Dataset items:

:::

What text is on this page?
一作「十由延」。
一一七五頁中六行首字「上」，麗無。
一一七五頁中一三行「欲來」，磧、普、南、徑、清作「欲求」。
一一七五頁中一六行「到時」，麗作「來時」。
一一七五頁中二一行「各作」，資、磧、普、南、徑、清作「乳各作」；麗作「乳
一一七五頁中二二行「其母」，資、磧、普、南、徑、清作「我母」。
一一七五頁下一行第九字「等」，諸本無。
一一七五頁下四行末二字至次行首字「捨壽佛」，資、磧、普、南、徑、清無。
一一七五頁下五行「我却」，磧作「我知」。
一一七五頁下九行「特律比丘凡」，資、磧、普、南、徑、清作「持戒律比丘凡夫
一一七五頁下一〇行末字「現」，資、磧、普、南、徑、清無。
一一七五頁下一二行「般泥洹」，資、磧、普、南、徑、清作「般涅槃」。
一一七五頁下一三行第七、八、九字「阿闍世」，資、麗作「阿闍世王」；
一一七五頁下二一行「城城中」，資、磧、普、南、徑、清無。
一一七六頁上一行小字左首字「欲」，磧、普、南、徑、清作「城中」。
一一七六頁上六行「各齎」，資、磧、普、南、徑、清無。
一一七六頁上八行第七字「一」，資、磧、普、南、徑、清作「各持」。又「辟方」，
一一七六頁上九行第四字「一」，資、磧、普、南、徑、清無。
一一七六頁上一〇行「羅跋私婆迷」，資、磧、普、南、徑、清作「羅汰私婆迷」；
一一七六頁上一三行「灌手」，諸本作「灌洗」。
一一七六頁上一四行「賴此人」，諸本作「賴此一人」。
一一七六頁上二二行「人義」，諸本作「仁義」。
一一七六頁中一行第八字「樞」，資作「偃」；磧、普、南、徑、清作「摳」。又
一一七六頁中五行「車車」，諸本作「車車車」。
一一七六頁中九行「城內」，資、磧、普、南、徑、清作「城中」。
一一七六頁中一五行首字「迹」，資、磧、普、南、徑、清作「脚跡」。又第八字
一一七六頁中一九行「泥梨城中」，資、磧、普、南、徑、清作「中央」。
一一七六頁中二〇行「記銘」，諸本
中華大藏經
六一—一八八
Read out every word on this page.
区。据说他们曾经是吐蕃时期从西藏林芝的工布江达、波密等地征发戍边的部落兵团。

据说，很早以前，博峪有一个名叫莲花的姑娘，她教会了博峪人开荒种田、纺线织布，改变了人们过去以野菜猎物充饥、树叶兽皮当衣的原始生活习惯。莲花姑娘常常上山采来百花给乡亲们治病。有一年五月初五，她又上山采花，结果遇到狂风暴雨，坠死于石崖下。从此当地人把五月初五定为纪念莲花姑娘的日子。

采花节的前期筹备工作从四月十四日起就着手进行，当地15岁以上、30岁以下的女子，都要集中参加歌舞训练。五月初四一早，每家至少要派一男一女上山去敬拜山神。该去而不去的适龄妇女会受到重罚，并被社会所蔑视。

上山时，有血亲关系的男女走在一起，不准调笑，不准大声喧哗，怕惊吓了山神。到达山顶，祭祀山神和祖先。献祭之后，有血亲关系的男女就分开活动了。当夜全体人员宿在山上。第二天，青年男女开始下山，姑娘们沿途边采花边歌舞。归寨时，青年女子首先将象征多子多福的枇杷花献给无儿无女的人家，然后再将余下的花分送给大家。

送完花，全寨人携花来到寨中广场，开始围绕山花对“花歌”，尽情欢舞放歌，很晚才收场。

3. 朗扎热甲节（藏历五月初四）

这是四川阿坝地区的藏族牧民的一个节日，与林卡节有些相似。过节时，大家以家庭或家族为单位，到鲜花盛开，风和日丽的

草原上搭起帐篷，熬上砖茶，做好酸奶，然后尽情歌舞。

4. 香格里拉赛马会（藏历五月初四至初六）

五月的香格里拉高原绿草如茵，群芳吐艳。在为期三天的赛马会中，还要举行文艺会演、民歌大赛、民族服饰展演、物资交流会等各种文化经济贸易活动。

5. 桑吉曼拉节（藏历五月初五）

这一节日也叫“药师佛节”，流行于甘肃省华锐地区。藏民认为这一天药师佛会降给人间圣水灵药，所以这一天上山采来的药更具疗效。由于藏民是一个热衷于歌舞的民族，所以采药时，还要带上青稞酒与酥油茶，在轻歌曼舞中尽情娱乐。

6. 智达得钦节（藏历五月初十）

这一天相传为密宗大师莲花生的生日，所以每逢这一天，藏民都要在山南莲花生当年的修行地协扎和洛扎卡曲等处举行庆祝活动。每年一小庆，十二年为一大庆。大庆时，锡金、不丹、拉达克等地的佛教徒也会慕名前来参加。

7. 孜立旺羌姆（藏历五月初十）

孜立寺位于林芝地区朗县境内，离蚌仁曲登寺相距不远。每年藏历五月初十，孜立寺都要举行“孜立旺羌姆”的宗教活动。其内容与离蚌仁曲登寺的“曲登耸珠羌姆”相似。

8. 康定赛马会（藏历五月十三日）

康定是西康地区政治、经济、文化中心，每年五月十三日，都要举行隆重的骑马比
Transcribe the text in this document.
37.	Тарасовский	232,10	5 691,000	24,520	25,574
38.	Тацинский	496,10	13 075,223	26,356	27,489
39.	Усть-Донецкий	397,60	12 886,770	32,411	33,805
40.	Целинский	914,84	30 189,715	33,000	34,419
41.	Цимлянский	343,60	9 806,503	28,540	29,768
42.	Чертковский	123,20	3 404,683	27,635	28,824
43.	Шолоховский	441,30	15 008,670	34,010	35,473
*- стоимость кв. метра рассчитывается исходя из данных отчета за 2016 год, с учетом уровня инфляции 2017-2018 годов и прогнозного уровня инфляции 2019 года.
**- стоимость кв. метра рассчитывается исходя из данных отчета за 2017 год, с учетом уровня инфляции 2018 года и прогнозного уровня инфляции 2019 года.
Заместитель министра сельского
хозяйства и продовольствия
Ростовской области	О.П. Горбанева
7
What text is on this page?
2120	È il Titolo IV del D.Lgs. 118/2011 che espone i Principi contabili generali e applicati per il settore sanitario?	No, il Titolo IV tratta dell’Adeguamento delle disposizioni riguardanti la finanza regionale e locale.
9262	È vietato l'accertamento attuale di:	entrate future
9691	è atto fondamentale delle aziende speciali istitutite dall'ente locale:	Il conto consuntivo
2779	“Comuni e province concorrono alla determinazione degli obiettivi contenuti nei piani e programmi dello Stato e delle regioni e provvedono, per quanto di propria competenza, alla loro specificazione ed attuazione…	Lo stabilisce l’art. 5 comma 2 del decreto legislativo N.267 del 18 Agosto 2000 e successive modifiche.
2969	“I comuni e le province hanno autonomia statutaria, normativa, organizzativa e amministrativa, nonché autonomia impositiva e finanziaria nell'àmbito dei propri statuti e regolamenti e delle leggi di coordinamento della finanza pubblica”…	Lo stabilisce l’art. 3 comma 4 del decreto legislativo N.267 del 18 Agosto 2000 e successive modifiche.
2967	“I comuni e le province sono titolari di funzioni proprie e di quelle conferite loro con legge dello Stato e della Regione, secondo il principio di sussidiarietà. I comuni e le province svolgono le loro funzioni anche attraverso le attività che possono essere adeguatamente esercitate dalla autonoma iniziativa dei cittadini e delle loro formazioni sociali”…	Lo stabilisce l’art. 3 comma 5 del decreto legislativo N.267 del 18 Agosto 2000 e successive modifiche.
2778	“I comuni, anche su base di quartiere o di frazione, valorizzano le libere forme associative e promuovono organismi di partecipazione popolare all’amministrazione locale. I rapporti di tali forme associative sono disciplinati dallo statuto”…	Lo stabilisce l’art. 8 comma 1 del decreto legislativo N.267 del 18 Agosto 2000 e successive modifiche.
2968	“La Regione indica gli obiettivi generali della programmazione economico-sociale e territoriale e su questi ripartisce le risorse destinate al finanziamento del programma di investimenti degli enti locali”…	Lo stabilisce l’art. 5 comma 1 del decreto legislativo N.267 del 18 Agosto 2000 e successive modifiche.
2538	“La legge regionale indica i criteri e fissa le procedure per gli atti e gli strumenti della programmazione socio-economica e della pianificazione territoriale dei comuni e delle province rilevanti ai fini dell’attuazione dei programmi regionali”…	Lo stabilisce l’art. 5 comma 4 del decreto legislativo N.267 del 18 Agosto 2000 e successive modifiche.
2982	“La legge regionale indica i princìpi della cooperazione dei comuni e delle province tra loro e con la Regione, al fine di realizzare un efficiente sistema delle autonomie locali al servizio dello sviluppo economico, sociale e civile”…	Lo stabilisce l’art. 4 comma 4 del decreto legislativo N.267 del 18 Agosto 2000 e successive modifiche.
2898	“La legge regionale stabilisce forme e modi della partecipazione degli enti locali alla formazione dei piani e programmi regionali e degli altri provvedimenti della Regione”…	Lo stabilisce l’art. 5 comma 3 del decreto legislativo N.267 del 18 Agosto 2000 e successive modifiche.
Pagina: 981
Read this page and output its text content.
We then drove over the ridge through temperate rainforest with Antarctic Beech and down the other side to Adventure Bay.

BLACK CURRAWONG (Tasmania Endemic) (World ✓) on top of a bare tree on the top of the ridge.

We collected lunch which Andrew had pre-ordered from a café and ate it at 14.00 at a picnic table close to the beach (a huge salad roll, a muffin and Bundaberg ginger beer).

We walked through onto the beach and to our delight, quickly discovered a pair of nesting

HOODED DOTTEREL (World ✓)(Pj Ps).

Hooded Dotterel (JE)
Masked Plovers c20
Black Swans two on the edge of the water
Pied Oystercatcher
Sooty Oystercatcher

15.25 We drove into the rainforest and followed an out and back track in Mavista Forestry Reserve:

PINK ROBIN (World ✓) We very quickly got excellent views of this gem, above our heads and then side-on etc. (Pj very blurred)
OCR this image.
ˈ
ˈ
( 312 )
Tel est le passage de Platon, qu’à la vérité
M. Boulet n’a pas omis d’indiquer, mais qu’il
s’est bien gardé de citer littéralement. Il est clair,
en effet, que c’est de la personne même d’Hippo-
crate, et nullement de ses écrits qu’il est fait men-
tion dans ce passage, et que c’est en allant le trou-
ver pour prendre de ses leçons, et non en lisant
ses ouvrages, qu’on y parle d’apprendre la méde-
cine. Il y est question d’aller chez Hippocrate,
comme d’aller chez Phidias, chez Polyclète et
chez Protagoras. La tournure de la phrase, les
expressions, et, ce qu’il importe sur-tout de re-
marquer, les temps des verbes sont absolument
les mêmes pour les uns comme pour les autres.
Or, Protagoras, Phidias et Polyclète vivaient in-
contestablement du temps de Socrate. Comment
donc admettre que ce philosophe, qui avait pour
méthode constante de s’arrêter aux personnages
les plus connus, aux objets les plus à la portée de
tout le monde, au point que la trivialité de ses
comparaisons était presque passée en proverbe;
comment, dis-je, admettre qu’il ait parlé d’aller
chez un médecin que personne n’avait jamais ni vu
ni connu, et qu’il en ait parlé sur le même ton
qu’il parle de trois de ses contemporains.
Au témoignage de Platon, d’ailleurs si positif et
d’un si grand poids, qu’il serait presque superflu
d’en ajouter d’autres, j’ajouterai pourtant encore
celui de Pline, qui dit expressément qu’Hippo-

:::

## What the task requires
From the material, report only how many lines include the word "прогнозного".

## Answer for this exercise
2